Prompt:
Emit the entire listing verbatim.

[Recorded data]
------------------------------------
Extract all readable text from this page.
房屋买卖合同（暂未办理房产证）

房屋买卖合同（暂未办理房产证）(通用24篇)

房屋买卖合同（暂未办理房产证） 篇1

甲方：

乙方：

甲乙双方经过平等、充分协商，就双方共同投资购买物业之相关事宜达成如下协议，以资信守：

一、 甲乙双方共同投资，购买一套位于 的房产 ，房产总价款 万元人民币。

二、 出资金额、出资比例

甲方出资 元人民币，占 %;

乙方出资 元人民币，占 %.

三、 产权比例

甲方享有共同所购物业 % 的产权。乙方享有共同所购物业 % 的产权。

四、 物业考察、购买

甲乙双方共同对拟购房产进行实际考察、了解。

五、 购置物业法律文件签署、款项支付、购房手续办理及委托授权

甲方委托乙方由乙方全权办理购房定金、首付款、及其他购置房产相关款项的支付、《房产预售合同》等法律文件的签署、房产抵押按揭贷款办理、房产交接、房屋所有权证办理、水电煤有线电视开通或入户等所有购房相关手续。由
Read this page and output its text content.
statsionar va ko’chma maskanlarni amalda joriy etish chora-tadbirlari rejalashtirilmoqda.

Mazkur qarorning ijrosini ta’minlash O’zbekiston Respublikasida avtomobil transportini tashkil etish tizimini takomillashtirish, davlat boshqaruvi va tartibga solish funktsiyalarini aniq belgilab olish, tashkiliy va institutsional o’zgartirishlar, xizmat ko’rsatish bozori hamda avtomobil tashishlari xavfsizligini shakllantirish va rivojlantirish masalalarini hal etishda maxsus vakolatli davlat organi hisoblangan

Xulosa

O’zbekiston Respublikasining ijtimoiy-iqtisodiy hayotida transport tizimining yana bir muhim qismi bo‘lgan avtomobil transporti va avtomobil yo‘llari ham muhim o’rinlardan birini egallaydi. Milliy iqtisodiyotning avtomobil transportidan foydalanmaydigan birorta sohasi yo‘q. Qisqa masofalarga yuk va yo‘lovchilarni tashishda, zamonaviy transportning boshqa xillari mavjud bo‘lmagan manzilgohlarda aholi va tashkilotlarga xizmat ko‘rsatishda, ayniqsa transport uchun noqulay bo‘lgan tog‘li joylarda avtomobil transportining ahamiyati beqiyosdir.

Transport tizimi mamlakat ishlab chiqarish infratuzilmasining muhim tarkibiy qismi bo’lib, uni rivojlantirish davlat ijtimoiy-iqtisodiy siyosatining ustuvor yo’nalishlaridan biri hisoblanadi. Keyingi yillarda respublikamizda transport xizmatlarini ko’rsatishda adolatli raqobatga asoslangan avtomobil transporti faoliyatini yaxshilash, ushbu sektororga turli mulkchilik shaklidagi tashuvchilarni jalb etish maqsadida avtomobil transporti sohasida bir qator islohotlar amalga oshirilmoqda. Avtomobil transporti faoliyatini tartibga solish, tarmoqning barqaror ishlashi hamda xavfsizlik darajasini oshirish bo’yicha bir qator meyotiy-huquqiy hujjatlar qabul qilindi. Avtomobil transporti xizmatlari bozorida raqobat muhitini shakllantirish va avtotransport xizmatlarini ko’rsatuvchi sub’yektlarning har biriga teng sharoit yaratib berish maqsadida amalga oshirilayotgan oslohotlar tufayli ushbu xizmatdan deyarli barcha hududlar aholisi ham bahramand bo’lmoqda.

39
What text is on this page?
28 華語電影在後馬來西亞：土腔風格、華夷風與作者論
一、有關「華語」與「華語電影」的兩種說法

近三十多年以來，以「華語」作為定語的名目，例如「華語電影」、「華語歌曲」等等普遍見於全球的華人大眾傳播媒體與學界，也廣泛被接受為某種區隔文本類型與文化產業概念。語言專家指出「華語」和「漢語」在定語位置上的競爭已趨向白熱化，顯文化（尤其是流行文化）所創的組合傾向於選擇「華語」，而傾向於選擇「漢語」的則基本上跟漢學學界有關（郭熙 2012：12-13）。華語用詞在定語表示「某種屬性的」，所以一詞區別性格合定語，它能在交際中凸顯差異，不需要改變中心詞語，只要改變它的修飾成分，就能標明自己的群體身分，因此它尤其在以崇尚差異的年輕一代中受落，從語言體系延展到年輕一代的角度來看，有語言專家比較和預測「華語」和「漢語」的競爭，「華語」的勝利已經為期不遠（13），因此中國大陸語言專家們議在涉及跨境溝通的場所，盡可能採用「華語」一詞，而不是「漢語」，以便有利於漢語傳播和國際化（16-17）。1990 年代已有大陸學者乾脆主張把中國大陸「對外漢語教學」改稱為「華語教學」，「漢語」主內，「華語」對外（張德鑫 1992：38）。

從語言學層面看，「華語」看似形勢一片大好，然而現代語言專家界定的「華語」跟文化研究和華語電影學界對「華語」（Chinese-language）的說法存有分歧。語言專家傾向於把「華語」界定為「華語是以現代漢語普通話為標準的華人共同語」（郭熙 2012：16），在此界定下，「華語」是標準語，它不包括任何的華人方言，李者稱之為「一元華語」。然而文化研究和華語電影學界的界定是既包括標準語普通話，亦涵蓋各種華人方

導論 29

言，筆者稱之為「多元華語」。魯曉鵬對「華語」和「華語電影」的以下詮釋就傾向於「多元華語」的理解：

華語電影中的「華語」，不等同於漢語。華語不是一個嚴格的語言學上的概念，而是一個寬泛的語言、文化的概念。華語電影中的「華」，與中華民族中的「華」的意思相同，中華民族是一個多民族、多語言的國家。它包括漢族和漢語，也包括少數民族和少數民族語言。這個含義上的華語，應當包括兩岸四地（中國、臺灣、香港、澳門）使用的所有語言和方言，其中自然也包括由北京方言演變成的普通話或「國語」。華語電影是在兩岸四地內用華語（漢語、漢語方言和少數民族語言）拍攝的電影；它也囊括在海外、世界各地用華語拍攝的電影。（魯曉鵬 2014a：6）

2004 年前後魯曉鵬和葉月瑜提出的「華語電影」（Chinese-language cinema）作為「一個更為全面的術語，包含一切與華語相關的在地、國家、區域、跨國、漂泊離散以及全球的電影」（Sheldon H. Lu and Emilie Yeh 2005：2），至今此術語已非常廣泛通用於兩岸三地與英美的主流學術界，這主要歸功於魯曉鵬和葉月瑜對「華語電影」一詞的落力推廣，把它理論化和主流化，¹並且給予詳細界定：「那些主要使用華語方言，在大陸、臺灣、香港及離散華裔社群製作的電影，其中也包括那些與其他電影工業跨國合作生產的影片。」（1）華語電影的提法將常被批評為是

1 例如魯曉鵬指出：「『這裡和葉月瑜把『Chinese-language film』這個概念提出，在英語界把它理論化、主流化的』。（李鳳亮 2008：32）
------------------------------------
Exercise solution:
Extract all readable text from this page.
房屋买卖合同（暂未办理房产证）

房屋买卖合同（暂未办理房产证）(通用24篇)

房屋买卖合同（暂未办理房产证） 篇1

甲方：

乙方：

甲乙双方经过平等、充分协商，就双方共同投资购买物业之相关事宜达成如下协议，以资信守：

一、 甲乙双方共同投资，购买一套位于 的房产 ，房产总价款 万元人民币。

二、 出资金额、出资比例

甲方出资 元人民币，占 %;

乙方出资 元人民币，占 %.

三、 产权比例

甲方享有共同所购物业 % 的产权。乙方享有共同所购物业 % 的产权。

四、 物业考察、购买

甲乙双方共同对拟购房产进行实际考察、了解。

五、 购置物业法律文件签署、款项支付、购房手续办理及委托授权

甲方委托乙方由乙方全权办理购房定金、首付款、及其他购置房产相关款项的支付、《房产预售合同》等法律文件的签署、房产抵押按揭贷款办理、房产交接、房屋所有权证办理、水电煤有线电视开通或入户等所有购房相关手续。由
Read this page and output its text content.
statsionar va ko’chma maskanlarni amalda joriy etish chora-tadbirlari rejalashtirilmoqda.

Mazkur qarorning ijrosini ta’minlash O’zbekiston Respublikasida avtomobil transportini tashkil etish tizimini takomillashtirish, davlat boshqaruvi va tartibga solish funktsiyalarini aniq belgilab olish, tashkiliy va institutsional o’zgartirishlar, xizmat ko’rsatish bozori hamda avtomobil tashishlari xavfsizligini shakllantirish va rivojlantirish masalalarini hal etishda maxsus vakolatli davlat organi hisoblangan

Xulosa

O’zbekiston Respublikasining ijtimoiy-iqtisodiy hayotida transport tizimining yana bir muhim qismi bo‘lgan avtomobil transporti va avtomobil yo‘llari ham muhim o’rinlardan birini egallaydi. Milliy iqtisodiyotning avtomobil transportidan foydalanmaydigan birorta sohasi yo‘q. Qisqa masofalarga yuk va yo‘lovchilarni tashishda, zamonaviy transportning boshqa xillari mavjud bo‘lmagan manzilgohlarda aholi va tashkilotlarga xizmat ko‘rsatishda, ayniqsa transport uchun noqulay bo‘lgan tog‘li joylarda avtomobil transportining ahamiyati beqiyosdir.

Transport tizimi mamlakat ishlab chiqarish infratuzilmasining muhim tarkibiy qismi bo’lib, uni rivojlantirish davlat ijtimoiy-iqtisodiy siyosatining ustuvor yo’nalishlaridan biri hisoblanadi. Keyingi yillarda respublikamizda transport xizmatlarini ko’rsatishda adolatli raqobatga asoslangan avtomobil transporti faoliyatini yaxshilash, ushbu sektororga turli mulkchilik shaklidagi tashuvchilarni jalb etish maqsadida avtomobil transporti sohasida bir qator islohotlar amalga oshirilmoqda. Avtomobil transporti faoliyatini tartibga solish, tarmoqning barqaror ishlashi hamda xavfsizlik darajasini oshirish bo’yicha bir qator meyotiy-huquqiy hujjatlar qabul qilindi. Avtomobil transporti xizmatlari bozorida raqobat muhitini shakllantirish va avtotransport xizmatlarini ko’rsatuvchi sub’yektlarning har biriga teng sharoit yaratib berish maqsadida amalga oshirilayotgan oslohotlar tufayli ushbu xizmatdan deyarli barcha hududlar aholisi ham bahramand bo’lmoqda.

39
What text is on this page?
28 華語電影在後馬來西亞：土腔風格、華夷風與作者論
一、有關「華語」與「華語電影」的兩種說法

近三十多年以來，以「華語」作為定語的名目，例如「華語電影」、「華語歌曲」等等普遍見於全球的華人大眾傳播媒體與學界，也廣泛被接受為某種區隔文本類型與文化產業概念。語言專家指出「華語」和「漢語」在定語位置上的競爭已趨向白熱化，顯文化（尤其是流行文化）所創的組合傾向於選擇「華語」，而傾向於選擇「漢語」的則基本上跟漢學學界有關（郭熙 2012：12-13）。華語用詞在定語表示「某種屬性的」，所以一詞區別性格合定語，它能在交際中凸顯差異，不需要改變中心詞語，只要改變它的修飾成分，就能標明自己的群體身分，因此它尤其在以崇尚差異的年輕一代中受落，從語言體系延展到年輕一代的角度來看，有語言專家比較和預測「華語」和「漢語」的競爭，「華語」的勝利已經為期不遠（13），因此中國大陸語言專家們議在涉及跨境溝通的場所，盡可能採用「華語」一詞，而不是「漢語」，以便有利於漢語傳播和國際化（16-17）。1990 年代已有大陸學者乾脆主張把中國大陸「對外漢語教學」改稱為「華語教學」，「漢語」主內，「華語」對外（張德鑫 1992：38）。

從語言學層面看，「華語」看似形勢一片大好，然而現代語言專家界定的「華語」跟文化研究和華語電影學界對「華語」（Chinese-language）的說法存有分歧。語言專家傾向於把「華語」界定為「華語是以現代漢語普通話為標準的華人共同語」（郭熙 2012：16），在此界定下，「華語」是標準語，它不包括任何的華人方言，李者稱之為「一元華語」。然而文化研究和華語電影學界的界定是既包括標準語普通話，亦涵蓋各種華人方

導論 29

言，筆者稱之為「多元華語」。魯曉鵬對「華語」和「華語電影」的以下詮釋就傾向於「多元華語」的理解：

華語電影中的「華語」，不等同於漢語。華語不是一個嚴格的語言學上的概念，而是一個寬泛的語言、文化的概念。華語電影中的「華」，與中華民族中的「華」的意思相同，中華民族是一個多民族、多語言的國家。它包括漢族和漢語，也包括少數民族和少數民族語言。這個含義上的華語，應當包括兩岸四地（中國、臺灣、香港、澳門）使用的所有語言和方言，其中自然也包括由北京方言演變成的普通話或「國語」。華語電影是在兩岸四地內用華語（漢語、漢語方言和少數民族語言）拍攝的電影；它也囊括在海外、世界各地用華語拍攝的電影。（魯曉鵬 2014a：6）

2004 年前後魯曉鵬和葉月瑜提出的「華語電影」（Chinese-language cinema）作為「一個更為全面的術語，包含一切與華語相關的在地、國家、區域、跨國、漂泊離散以及全球的電影」（Sheldon H. Lu and Emilie Yeh 2005：2），至今此術語已非常廣泛通用於兩岸三地與英美的主流學術界，這主要歸功於魯曉鵬和葉月瑜對「華語電影」一詞的落力推廣，把它理論化和主流化，¹並且給予詳細界定：「那些主要使用華語方言，在大陸、臺灣、香港及離散華裔社群製作的電影，其中也包括那些與其他電影工業跨國合作生產的影片。」（1）華語電影的提法將常被批評為是

1 例如魯曉鵬指出：「『這裡和葉月瑜把『Chinese-language film』這個概念提出，在英語界把它理論化、主流化的』。（李鳳亮 2008：32）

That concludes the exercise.